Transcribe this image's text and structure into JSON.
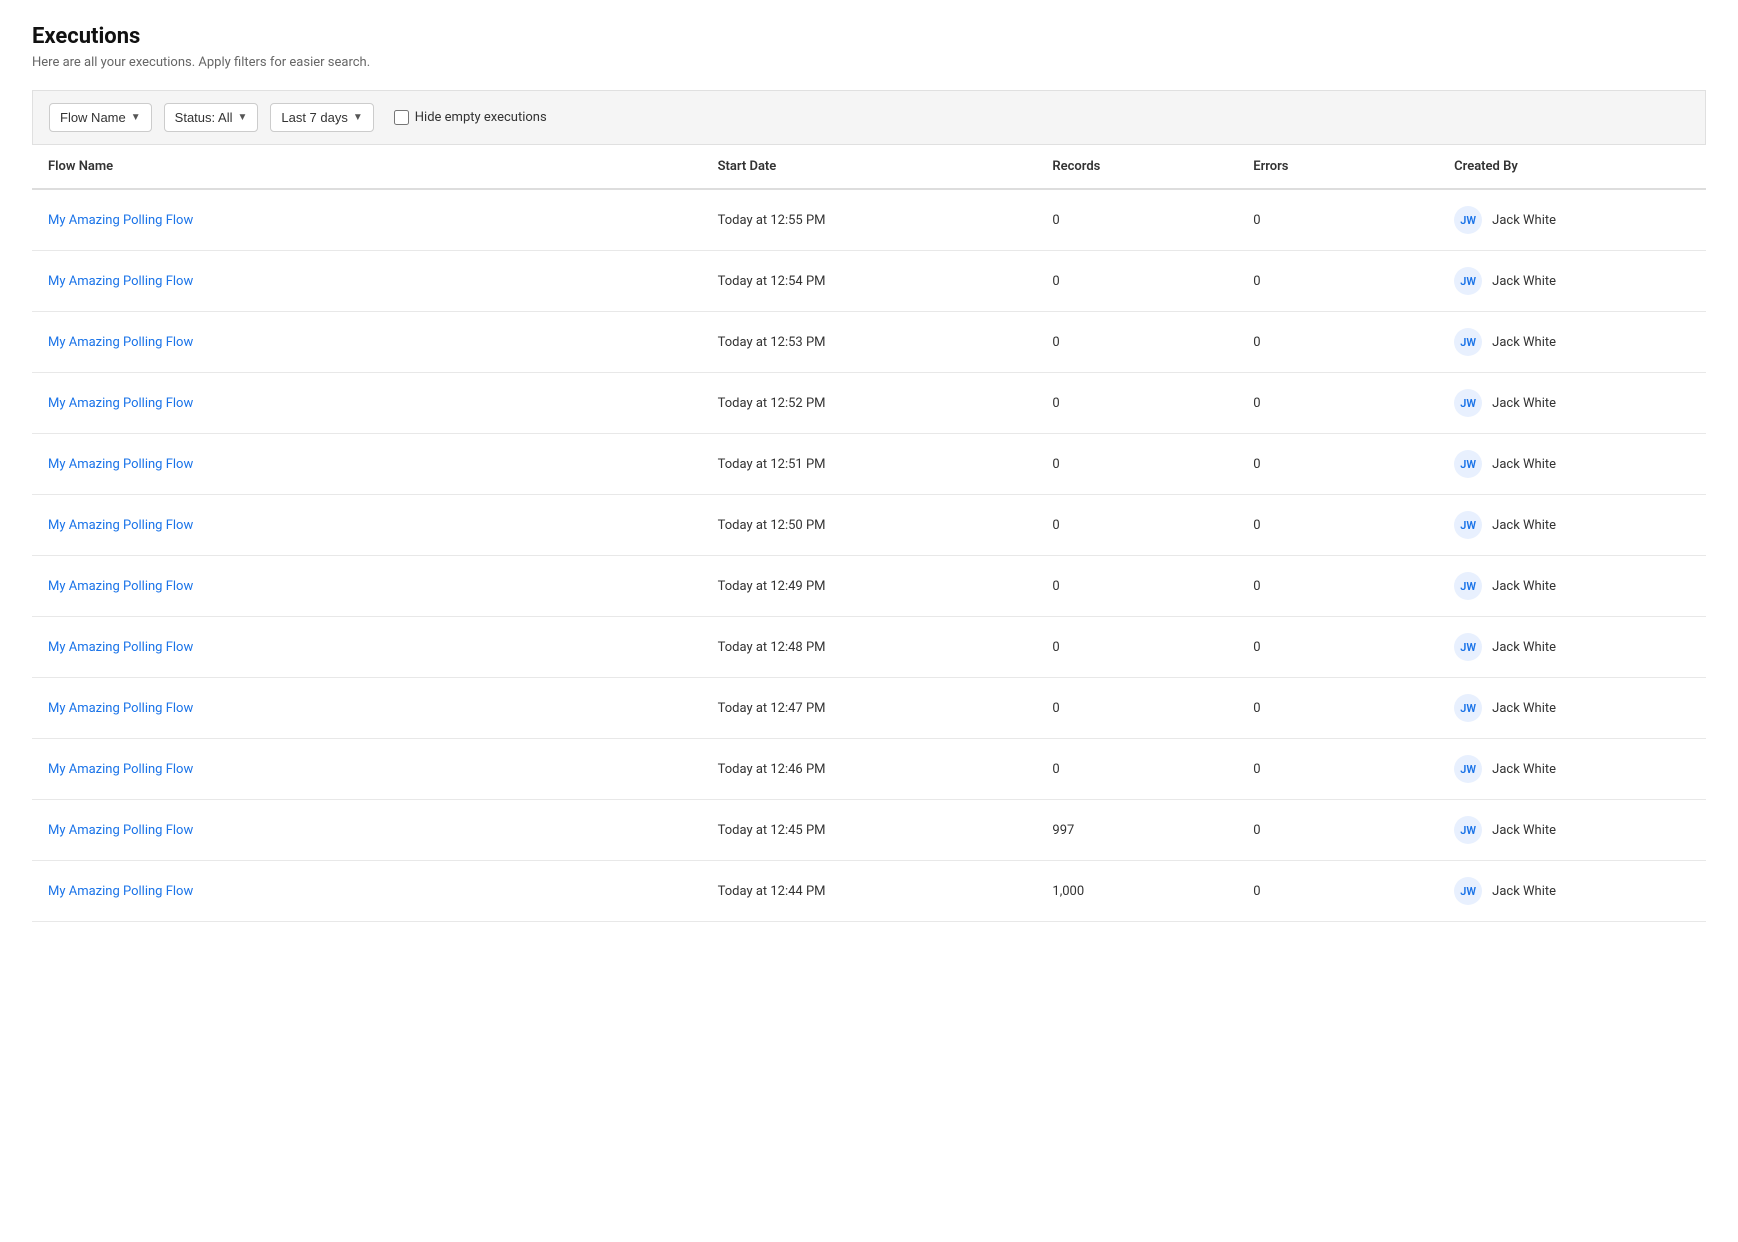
{
  "page": {
    "title": "Executions",
    "subtitle": "Here are all your executions. Apply filters for easier search."
  },
  "filters": {
    "flow_name_label": "Flow Name",
    "status_label": "Status: All",
    "date_range_label": "Last 7 days",
    "hide_empty_label": "Hide empty executions"
  },
  "table": {
    "columns": [
      "Flow Name",
      "Start Date",
      "Records",
      "Errors",
      "Created By"
    ],
    "rows": [
      {
        "flow_name": "My Amazing Polling Flow",
        "start_date": "Today at 12:55 PM",
        "records": "0",
        "errors": "0",
        "avatar": "JW",
        "created_by": "Jack White"
      },
      {
        "flow_name": "My Amazing Polling Flow",
        "start_date": "Today at 12:54 PM",
        "records": "0",
        "errors": "0",
        "avatar": "JW",
        "created_by": "Jack White"
      },
      {
        "flow_name": "My Amazing Polling Flow",
        "start_date": "Today at 12:53 PM",
        "records": "0",
        "errors": "0",
        "avatar": "JW",
        "created_by": "Jack White"
      },
      {
        "flow_name": "My Amazing Polling Flow",
        "start_date": "Today at 12:52 PM",
        "records": "0",
        "errors": "0",
        "avatar": "JW",
        "created_by": "Jack White"
      },
      {
        "flow_name": "My Amazing Polling Flow",
        "start_date": "Today at 12:51 PM",
        "records": "0",
        "errors": "0",
        "avatar": "JW",
        "created_by": "Jack White"
      },
      {
        "flow_name": "My Amazing Polling Flow",
        "start_date": "Today at 12:50 PM",
        "records": "0",
        "errors": "0",
        "avatar": "JW",
        "created_by": "Jack White"
      },
      {
        "flow_name": "My Amazing Polling Flow",
        "start_date": "Today at 12:49 PM",
        "records": "0",
        "errors": "0",
        "avatar": "JW",
        "created_by": "Jack White"
      },
      {
        "flow_name": "My Amazing Polling Flow",
        "start_date": "Today at 12:48 PM",
        "records": "0",
        "errors": "0",
        "avatar": "JW",
        "created_by": "Jack White"
      },
      {
        "flow_name": "My Amazing Polling Flow",
        "start_date": "Today at 12:47 PM",
        "records": "0",
        "errors": "0",
        "avatar": "JW",
        "created_by": "Jack White"
      },
      {
        "flow_name": "My Amazing Polling Flow",
        "start_date": "Today at 12:46 PM",
        "records": "0",
        "errors": "0",
        "avatar": "JW",
        "created_by": "Jack White"
      },
      {
        "flow_name": "My Amazing Polling Flow",
        "start_date": "Today at 12:45 PM",
        "records": "997",
        "errors": "0",
        "avatar": "JW",
        "created_by": "Jack White"
      },
      {
        "flow_name": "My Amazing Polling Flow",
        "start_date": "Today at 12:44 PM",
        "records": "1,000",
        "errors": "0",
        "avatar": "JW",
        "created_by": "Jack White"
      }
    ]
  }
}
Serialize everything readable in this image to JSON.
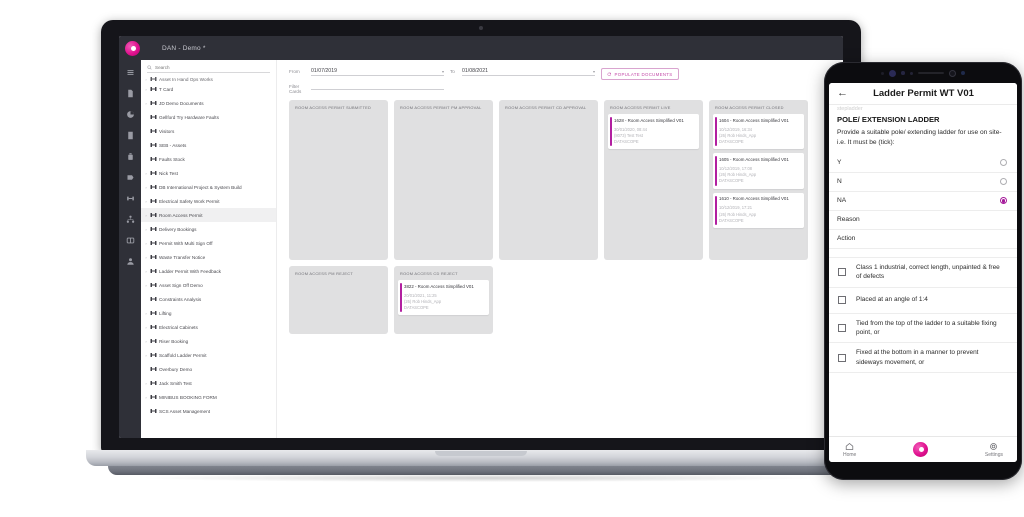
{
  "laptop": {
    "topbar": {
      "title": "DAN - Demo *",
      "logo_icon": "datascope-logo-icon",
      "building_icon": "building-icon"
    },
    "rail": [
      {
        "name": "menu-icon"
      },
      {
        "name": "document-icon"
      },
      {
        "name": "pie-chart-icon"
      },
      {
        "name": "file-icon"
      },
      {
        "name": "bin-icon"
      },
      {
        "name": "tag-icon"
      },
      {
        "name": "link-icon"
      },
      {
        "name": "hierarchy-icon"
      },
      {
        "name": "board-icon"
      },
      {
        "name": "user-icon"
      }
    ],
    "tree": {
      "search_placeholder": "Search",
      "selected": "Room Access Permit",
      "items": [
        {
          "label": "Asset In Hand Ops Works",
          "expandable": true,
          "clipped": true
        },
        {
          "label": "T Card",
          "expandable": true
        },
        {
          "label": "JD Demo Documents",
          "expandable": true
        },
        {
          "label": "Gellford Try Hardware Faults",
          "expandable": false
        },
        {
          "label": "Visitors",
          "expandable": false
        },
        {
          "label": "SEB - Assets",
          "expandable": false
        },
        {
          "label": "Faults Stock",
          "expandable": false
        },
        {
          "label": "Nick Test",
          "expandable": true
        },
        {
          "label": "DB International Project & System Build",
          "expandable": true
        },
        {
          "label": "Electrical Safety Work Permit",
          "expandable": true
        },
        {
          "label": "Room Access Permit",
          "expandable": true
        },
        {
          "label": "Delivery Bookings",
          "expandable": true
        },
        {
          "label": "Permit With Multi Sign Off",
          "expandable": true
        },
        {
          "label": "Waste Transfer Notice",
          "expandable": true
        },
        {
          "label": "Ladder Permit With Feedback",
          "expandable": true
        },
        {
          "label": "Asset Sign Off Demo",
          "expandable": true
        },
        {
          "label": "Constraints Analysis",
          "expandable": false
        },
        {
          "label": "Lifting",
          "expandable": true
        },
        {
          "label": "Electrical Cabinets",
          "expandable": true
        },
        {
          "label": "Riser Booking",
          "expandable": true
        },
        {
          "label": "Scaffold Ladder Permit",
          "expandable": true
        },
        {
          "label": "Overbury Demo",
          "expandable": false
        },
        {
          "label": "Jack Smith Test",
          "expandable": true
        },
        {
          "label": "MINIBUS BOOKING FORM",
          "expandable": true
        },
        {
          "label": "SCS Asset Management",
          "expandable": false
        }
      ]
    },
    "filters": {
      "from_label": "From",
      "from_value": "01/07/2019",
      "to_label": "To",
      "to_value": "01/08/2021",
      "filter_cards_label": "Filter Cards",
      "filter_cards_value": "",
      "populate_button": "POPULATE DOCUMENTS",
      "populate_icon": "refresh-icon"
    },
    "board": {
      "columns": [
        {
          "title": "ROOM ACCESS PERMIT SUBMITTED",
          "size": "tall",
          "cards": []
        },
        {
          "title": "ROOM ACCESS PERMIT PM APPROVAL",
          "size": "tall",
          "cards": []
        },
        {
          "title": "ROOM ACCESS PERMIT CD APPROVAL",
          "size": "tall",
          "cards": []
        },
        {
          "title": "ROOM ACCESS PERMIT LIVE",
          "size": "tall",
          "cards": [
            {
              "title": "1628 - Room Access Simplified V01",
              "date": "30/01/2020, 08:44",
              "user": "(8073) Test Test",
              "org": "DATASCOPE"
            }
          ]
        },
        {
          "title": "ROOM ACCESS PERMIT CLOSED",
          "size": "tall",
          "cards": [
            {
              "title": "1604 - Room Access Simplified V01",
              "date": "10/12/2019, 16:34",
              "user": "(26) Rob Hinds_App",
              "org": "DATASCOPE"
            },
            {
              "title": "1605 - Room Access Simplified V01",
              "date": "10/12/2019, 17:08",
              "user": "(26) Rob Hinds_App",
              "org": "DATASCOPE"
            },
            {
              "title": "1610 - Room Access Simplified V01",
              "date": "10/12/2019, 17:21",
              "user": "(26) Rob Hinds_App",
              "org": "DATASCOPE"
            }
          ]
        },
        {
          "title": "ROOM ACCESS PM REJECT",
          "size": "short",
          "cards": []
        },
        {
          "title": "ROOM ACCESS CD REJECT",
          "size": "short",
          "cards": [
            {
              "title": "3822 - Room Access Simplified V01",
              "date": "20/01/2021, 11:25",
              "user": "(26) Rob Hinds_App",
              "org": "DATASCOPE"
            }
          ]
        }
      ]
    }
  },
  "phone": {
    "header": {
      "back_icon": "back-arrow-icon",
      "title": "Ladder Permit WT V01"
    },
    "clipped_text": "stepladder",
    "section_title": "POLE/ EXTENSION LADDER",
    "question": "Provide a suitable pole/ extending ladder for use on site- i.e. It must be (tick):",
    "options": [
      {
        "label": "Y",
        "selected": false
      },
      {
        "label": "N",
        "selected": false
      },
      {
        "label": "NA",
        "selected": true
      }
    ],
    "fields": [
      {
        "label": "Reason"
      },
      {
        "label": "Action"
      }
    ],
    "checkboxes": [
      {
        "label": "Class 1 industrial, correct length, unpainted & free of defects",
        "checked": false
      },
      {
        "label": "Placed at an angle of 1:4",
        "checked": false
      },
      {
        "label": "Tied from the top of the ladder to a suitable fixing point, or",
        "checked": false
      },
      {
        "label": "Fixed at the bottom in a manner to prevent sideways movement, or",
        "checked": false
      }
    ],
    "nav": [
      {
        "label": "Home",
        "icon": "home-icon"
      },
      {
        "label": "",
        "icon": "datascope-logo-icon"
      },
      {
        "label": "Settings",
        "icon": "gear-icon"
      }
    ]
  },
  "colors": {
    "accent": "#b21fa0",
    "brand_pink": "#e0118f",
    "dark": "#2f3038",
    "column_bg": "#e0e0e1"
  }
}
------
> Requirements: From the material above, copy each line that includes the word "this".

> The answer:
Transcribe this image's text and structure into JSON.
Serialize everything readable in this image to JSON.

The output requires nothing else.